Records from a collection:
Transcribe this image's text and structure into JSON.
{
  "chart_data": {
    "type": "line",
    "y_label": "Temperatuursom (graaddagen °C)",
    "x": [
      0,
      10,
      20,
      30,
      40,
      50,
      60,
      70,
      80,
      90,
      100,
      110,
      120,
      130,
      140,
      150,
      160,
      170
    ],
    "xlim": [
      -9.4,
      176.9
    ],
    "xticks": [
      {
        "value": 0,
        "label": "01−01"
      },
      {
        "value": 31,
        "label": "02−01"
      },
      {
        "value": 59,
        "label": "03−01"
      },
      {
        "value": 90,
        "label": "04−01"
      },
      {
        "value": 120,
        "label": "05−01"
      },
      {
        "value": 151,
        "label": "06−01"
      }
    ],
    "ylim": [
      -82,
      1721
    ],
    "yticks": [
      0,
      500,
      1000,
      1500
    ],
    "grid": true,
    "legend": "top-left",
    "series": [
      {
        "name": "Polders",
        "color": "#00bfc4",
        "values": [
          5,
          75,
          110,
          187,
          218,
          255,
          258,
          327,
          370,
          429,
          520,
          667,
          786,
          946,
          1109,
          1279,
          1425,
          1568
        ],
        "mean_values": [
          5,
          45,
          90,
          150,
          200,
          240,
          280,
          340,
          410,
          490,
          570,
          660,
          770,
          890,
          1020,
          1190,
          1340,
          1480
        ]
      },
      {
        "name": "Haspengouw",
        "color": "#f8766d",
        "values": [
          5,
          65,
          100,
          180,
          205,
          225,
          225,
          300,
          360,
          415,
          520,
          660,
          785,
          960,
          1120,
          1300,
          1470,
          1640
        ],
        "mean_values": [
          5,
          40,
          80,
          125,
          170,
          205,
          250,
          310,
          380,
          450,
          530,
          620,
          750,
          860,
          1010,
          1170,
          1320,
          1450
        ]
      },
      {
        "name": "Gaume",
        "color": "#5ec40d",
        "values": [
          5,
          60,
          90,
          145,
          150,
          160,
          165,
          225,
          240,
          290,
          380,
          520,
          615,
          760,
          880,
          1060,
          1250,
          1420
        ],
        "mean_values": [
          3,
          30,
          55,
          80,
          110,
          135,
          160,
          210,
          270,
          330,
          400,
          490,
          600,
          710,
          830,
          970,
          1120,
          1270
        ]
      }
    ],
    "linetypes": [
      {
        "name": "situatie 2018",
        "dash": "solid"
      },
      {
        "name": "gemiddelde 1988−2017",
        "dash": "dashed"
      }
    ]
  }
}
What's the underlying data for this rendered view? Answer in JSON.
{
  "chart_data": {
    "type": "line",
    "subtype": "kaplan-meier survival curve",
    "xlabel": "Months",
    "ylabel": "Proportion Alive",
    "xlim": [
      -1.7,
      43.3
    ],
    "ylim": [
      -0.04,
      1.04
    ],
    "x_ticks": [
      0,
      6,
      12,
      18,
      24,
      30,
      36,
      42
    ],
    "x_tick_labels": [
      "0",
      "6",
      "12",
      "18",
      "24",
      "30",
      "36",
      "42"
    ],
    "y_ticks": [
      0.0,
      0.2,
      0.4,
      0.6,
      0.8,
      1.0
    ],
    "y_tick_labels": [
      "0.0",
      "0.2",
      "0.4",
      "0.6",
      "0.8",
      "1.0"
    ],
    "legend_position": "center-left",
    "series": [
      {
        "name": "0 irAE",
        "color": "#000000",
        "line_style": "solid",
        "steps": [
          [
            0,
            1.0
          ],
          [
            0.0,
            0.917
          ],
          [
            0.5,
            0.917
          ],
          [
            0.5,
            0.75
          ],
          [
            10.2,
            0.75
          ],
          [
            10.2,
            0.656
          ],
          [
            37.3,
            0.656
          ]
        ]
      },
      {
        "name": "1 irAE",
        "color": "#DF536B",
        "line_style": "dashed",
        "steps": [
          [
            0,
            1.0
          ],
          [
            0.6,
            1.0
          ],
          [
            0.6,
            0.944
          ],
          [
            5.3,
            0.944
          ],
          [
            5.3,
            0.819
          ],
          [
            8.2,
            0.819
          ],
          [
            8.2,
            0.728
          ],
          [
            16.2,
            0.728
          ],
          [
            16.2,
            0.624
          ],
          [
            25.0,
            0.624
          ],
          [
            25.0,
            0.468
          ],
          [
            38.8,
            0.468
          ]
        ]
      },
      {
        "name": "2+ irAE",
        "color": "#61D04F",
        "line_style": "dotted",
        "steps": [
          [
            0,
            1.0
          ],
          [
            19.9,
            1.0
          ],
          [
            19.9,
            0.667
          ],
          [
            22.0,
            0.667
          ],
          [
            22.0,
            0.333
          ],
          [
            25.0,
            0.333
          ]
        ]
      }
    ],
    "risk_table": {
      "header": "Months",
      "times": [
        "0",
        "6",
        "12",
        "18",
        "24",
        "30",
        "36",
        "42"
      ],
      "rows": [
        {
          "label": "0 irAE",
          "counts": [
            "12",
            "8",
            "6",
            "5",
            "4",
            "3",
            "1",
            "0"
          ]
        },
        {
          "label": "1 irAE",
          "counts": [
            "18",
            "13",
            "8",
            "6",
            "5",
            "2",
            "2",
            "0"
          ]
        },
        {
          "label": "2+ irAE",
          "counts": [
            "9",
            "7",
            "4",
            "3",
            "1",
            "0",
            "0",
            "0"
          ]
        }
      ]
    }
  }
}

WRITTEN TASK: Return every line exactly.

SOLUTION TO THIS EXERCISE:
Transcribe this image's text and structure into JSON.
{
  "chart_data": {
    "type": "line",
    "y_label": "Temperatuursom (graaddagen °C)",
    "x": [
      0,
      10,
      20,
      30,
      40,
      50,
      60,
      70,
      80,
      90,
      100,
      110,
      120,
      130,
      140,
      150,
      160,
      170
    ],
    "xlim": [
      -9.4,
      176.9
    ],
    "xticks": [
      {
        "value": 0,
        "label": "01−01"
      },
      {
        "value": 31,
        "label": "02−01"
      },
      {
        "value": 59,
        "label": "03−01"
      },
      {
        "value": 90,
        "label": "04−01"
      },
      {
        "value": 120,
        "label": "05−01"
      },
      {
        "value": 151,
        "label": "06−01"
      }
    ],
    "ylim": [
      -82,
      1721
    ],
    "yticks": [
      0,
      500,
      1000,
      1500
    ],
    "grid": true,
    "legend": "top-left",
    "series": [
      {
        "name": "Polders",
        "color": "#00bfc4",
        "values": [
          5,
          75,
          110,
          187,
          218,
          255,
          258,
          327,
          370,
          429,
          520,
          667,
          786,
          946,
          1109,
          1279,
          1425,
          1568
        ],
        "mean_values": [
          5,
          45,
          90,
          150,
          200,
          240,
          280,
          340,
          410,
          490,
          570,
          660,
          770,
          890,
          1020,
          1190,
          1340,
          1480
        ]
      },
      {
        "name": "Haspengouw",
        "color": "#f8766d",
        "values": [
          5,
          65,
          100,
          180,
          205,
          225,
          225,
          300,
          360,
          415,
          520,
          660,
          785,
          960,
          1120,
          1300,
          1470,
          1640
        ],
        "mean_values": [
          5,
          40,
          80,
          125,
          170,
          205,
          250,
          310,
          380,
          450,
          530,
          620,
          750,
          860,
          1010,
          1170,
          1320,
          1450
        ]
      },
      {
        "name": "Gaume",
        "color": "#5ec40d",
        "values": [
          5,
          60,
          90,
          145,
          150,
          160,
          165,
          225,
          240,
          290,
          380,
          520,
          615,
          760,
          880,
          1060,
          1250,
          1420
        ],
        "mean_values": [
          3,
          30,
          55,
          80,
          110,
          135,
          160,
          210,
          270,
          330,
          400,
          490,
          600,
          710,
          830,
          970,
          1120,
          1270
        ]
      }
    ],
    "linetypes": [
      {
        "name": "situatie 2018",
        "dash": "solid"
      },
      {
        "name": "gemiddelde 1988−2017",
        "dash": "dashed"
      }
    ]
  }
}
What's the underlying data for this rendered view? Answer in JSON.
{
  "chart_data": {
    "type": "line",
    "subtype": "kaplan-meier survival curve",
    "xlabel": "Months",
    "ylabel": "Proportion Alive",
    "xlim": [
      -1.7,
      43.3
    ],
    "ylim": [
      -0.04,
      1.04
    ],
    "x_ticks": [
      0,
      6,
      12,
      18,
      24,
      30,
      36,
      42
    ],
    "x_tick_labels": [
      "0",
      "6",
      "12",
      "18",
      "24",
      "30",
      "36",
      "42"
    ],
    "y_ticks": [
      0.0,
      0.2,
      0.4,
      0.6,
      0.8,
      1.0
    ],
    "y_tick_labels": [
      "0.0",
      "0.2",
      "0.4",
      "0.6",
      "0.8",
      "1.0"
    ],
    "legend_position": "center-left",
    "series": [
      {
        "name": "0 irAE",
        "color": "#000000",
        "line_style": "solid",
        "steps": [
          [
            0,
            1.0
          ],
          [
            0.0,
            0.917
          ],
          [
            0.5,
            0.917
          ],
          [
            0.5,
            0.75
          ],
          [
            10.2,
            0.75
          ],
          [
            10.2,
            0.656
          ],
          [
            37.3,
            0.656
          ]
        ]
      },
      {
        "name": "1 irAE",
        "color": "#DF536B",
        "line_style": "dashed",
        "steps": [
          [
            0,
            1.0
          ],
          [
            0.6,
            1.0
          ],
          [
            0.6,
            0.944
          ],
          [
            5.3,
            0.944
          ],
          [
            5.3,
            0.819
          ],
          [
            8.2,
            0.819
          ],
          [
            8.2,
            0.728
          ],
          [
            16.2,
            0.728
          ],
          [
            16.2,
            0.624
          ],
          [
            25.0,
            0.624
          ],
          [
            25.0,
            0.468
          ],
          [
            38.8,
            0.468
          ]
        ]
      },
      {
        "name": "2+ irAE",
        "color": "#61D04F",
        "line_style": "dotted",
        "steps": [
          [
            0,
            1.0
          ],
          [
            19.9,
            1.0
          ],
          [
            19.9,
            0.667
          ],
          [
            22.0,
            0.667
          ],
          [
            22.0,
            0.333
          ],
          [
            25.0,
            0.333
          ]
        ]
      }
    ],
    "risk_table": {
      "header": "Months",
      "times": [
        "0",
        "6",
        "12",
        "18",
        "24",
        "30",
        "36",
        "42"
      ],
      "rows": [
        {
          "label": "0 irAE",
          "counts": [
            "12",
            "8",
            "6",
            "5",
            "4",
            "3",
            "1",
            "0"
          ]
        },
        {
          "label": "1 irAE",
          "counts": [
            "18",
            "13",
            "8",
            "6",
            "5",
            "2",
            "2",
            "0"
          ]
        },
        {
          "label": "2+ irAE",
          "counts": [
            "9",
            "7",
            "4",
            "3",
            "1",
            "0",
            "0",
            "0"
          ]
        }
      ]
    }
  }
}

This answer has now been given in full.